- [Provided information]
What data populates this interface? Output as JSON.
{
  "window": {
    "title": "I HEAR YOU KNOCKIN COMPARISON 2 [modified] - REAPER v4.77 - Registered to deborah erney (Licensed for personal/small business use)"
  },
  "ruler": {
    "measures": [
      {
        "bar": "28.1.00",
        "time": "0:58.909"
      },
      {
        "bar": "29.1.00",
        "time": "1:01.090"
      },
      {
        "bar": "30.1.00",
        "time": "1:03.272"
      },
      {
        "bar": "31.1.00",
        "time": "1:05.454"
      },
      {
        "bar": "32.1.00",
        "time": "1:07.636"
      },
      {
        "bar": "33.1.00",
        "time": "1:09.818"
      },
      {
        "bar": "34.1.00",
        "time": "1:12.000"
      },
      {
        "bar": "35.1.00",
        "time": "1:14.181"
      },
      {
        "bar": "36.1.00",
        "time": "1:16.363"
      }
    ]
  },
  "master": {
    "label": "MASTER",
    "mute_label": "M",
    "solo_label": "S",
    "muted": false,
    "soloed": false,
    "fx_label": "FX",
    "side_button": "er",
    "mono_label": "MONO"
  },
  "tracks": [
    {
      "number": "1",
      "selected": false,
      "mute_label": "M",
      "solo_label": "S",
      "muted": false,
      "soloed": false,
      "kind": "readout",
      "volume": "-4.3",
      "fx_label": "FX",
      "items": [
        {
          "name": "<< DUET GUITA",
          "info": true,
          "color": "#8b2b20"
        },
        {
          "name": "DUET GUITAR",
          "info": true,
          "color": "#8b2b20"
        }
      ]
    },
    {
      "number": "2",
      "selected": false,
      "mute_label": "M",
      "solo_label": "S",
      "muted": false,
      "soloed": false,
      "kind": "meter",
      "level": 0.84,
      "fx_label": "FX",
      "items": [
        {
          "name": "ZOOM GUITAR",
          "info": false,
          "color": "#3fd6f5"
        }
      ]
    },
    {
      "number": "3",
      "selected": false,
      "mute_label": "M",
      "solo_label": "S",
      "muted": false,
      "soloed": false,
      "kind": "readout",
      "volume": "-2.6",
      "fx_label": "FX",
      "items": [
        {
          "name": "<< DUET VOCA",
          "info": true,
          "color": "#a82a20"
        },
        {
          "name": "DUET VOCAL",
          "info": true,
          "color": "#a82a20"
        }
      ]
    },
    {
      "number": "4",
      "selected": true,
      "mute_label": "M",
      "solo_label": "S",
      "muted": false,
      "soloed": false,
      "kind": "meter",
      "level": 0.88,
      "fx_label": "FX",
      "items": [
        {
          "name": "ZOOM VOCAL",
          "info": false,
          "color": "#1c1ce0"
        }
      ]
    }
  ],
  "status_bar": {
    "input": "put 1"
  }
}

- [Problem to work on] Copy out the lines that hold "time".

- [Finished answer]
        "time": "0:58.909"
        "time": "1:01.090"
        "time": "1:03.272"
        "time": "1:05.454"
        "time": "1:07.636"
        "time": "1:09.818"
        "time": "1:12.000"
        "time": "1:14.181"
        "time": "1:16.363"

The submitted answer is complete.